PROVIDED DATA start

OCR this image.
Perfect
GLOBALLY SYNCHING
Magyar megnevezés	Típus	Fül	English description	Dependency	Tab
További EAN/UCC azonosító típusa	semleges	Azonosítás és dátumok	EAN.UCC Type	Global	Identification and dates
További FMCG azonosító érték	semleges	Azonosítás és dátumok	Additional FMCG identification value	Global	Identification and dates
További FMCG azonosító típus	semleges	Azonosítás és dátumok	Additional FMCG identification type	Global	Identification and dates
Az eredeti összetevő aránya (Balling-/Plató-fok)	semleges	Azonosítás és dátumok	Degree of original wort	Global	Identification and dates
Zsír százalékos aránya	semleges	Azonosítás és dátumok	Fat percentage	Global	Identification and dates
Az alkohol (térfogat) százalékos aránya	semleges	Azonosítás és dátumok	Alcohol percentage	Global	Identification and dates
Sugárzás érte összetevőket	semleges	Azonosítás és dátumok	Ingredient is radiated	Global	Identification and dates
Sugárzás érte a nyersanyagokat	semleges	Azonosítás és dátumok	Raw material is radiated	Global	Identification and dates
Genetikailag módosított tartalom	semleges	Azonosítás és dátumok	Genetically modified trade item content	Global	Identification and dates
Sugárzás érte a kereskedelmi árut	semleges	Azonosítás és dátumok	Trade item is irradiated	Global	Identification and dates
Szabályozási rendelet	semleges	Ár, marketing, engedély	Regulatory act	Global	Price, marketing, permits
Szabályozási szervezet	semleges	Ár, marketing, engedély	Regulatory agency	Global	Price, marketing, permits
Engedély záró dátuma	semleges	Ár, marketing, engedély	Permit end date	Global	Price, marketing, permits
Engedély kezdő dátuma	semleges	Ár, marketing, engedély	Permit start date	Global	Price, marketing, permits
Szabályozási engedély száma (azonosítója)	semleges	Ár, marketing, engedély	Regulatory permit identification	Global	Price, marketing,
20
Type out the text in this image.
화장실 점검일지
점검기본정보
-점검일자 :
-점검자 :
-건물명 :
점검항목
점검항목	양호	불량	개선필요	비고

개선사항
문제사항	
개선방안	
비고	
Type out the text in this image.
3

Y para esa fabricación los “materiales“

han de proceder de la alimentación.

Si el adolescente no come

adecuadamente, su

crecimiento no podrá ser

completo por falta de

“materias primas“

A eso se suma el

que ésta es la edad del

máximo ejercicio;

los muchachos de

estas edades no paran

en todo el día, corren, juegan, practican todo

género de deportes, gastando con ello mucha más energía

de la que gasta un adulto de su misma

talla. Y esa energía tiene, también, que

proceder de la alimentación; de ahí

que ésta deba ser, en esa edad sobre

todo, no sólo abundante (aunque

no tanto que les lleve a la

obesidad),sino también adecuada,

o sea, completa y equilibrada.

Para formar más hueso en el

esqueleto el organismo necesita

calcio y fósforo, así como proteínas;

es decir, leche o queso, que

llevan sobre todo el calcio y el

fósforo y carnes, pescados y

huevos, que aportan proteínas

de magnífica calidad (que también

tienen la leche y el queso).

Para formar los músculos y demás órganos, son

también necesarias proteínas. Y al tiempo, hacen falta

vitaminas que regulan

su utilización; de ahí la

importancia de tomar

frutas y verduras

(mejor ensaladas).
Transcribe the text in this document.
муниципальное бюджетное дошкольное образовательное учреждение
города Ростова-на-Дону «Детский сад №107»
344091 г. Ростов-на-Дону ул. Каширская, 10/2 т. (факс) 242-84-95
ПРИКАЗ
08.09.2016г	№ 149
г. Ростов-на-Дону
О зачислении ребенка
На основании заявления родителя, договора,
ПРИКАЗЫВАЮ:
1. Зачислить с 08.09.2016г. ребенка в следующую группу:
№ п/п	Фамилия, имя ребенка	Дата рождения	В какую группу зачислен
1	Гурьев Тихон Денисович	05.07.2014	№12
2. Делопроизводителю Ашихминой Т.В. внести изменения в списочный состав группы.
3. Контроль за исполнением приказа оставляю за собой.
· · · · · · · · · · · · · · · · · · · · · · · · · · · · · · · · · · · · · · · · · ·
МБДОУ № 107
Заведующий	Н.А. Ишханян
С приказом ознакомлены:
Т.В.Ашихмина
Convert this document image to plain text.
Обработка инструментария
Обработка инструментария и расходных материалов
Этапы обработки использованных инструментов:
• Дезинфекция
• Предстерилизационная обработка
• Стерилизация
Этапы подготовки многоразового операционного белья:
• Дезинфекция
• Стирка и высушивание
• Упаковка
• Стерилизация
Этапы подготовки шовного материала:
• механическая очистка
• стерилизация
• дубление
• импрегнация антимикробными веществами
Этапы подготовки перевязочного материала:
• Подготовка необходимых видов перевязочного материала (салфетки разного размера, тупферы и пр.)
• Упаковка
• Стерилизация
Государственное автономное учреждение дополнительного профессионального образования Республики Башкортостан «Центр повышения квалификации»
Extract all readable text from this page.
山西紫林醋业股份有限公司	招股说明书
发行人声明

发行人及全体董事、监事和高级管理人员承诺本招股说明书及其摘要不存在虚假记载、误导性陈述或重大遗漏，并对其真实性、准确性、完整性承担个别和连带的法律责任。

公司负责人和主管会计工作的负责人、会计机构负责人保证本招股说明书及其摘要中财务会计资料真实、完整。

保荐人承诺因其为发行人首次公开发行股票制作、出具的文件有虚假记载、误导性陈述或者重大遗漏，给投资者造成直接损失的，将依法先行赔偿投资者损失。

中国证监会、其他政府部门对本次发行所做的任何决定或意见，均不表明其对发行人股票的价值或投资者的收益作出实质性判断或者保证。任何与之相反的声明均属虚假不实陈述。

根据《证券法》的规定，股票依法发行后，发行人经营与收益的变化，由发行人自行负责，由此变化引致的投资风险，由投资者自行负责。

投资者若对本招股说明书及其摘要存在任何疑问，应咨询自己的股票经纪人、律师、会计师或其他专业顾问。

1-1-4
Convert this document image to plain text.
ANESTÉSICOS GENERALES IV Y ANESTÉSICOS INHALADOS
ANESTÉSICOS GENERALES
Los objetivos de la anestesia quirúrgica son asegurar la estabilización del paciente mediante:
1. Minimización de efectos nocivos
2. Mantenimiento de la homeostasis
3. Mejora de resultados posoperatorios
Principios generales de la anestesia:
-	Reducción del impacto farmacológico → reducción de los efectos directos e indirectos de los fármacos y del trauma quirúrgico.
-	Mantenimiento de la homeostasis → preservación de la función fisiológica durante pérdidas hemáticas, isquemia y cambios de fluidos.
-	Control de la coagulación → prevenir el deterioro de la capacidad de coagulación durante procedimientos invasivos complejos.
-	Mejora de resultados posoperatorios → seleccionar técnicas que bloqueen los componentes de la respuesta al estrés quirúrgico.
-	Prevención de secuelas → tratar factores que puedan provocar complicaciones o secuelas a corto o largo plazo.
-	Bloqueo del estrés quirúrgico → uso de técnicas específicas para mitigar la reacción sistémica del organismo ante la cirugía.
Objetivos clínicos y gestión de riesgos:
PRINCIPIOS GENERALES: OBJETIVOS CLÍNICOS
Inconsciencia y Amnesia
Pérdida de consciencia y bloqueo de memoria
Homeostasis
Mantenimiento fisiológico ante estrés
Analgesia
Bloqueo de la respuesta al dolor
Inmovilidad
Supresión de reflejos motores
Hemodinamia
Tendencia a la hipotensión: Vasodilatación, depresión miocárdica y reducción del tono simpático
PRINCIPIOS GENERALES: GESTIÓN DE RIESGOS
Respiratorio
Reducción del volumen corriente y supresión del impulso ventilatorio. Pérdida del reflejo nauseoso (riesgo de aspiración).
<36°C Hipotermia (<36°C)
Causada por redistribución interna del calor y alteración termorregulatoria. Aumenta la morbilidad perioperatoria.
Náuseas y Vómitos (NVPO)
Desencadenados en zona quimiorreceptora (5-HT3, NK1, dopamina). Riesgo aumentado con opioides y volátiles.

PROVIDED DATA end

WHAT IS NEEDED:
Write out every line of the listing that holds the word "item".

RESULT:
Genetikailag módosított tartalom	semleges	Azonosítás és dátumok	Genetically modified trade item content	Global	Identification and dates
Sugárzás érte a kereskedelmi árut	semleges	Azonosítás és dátumok	Trade item is irradiated	Global	Identification and dates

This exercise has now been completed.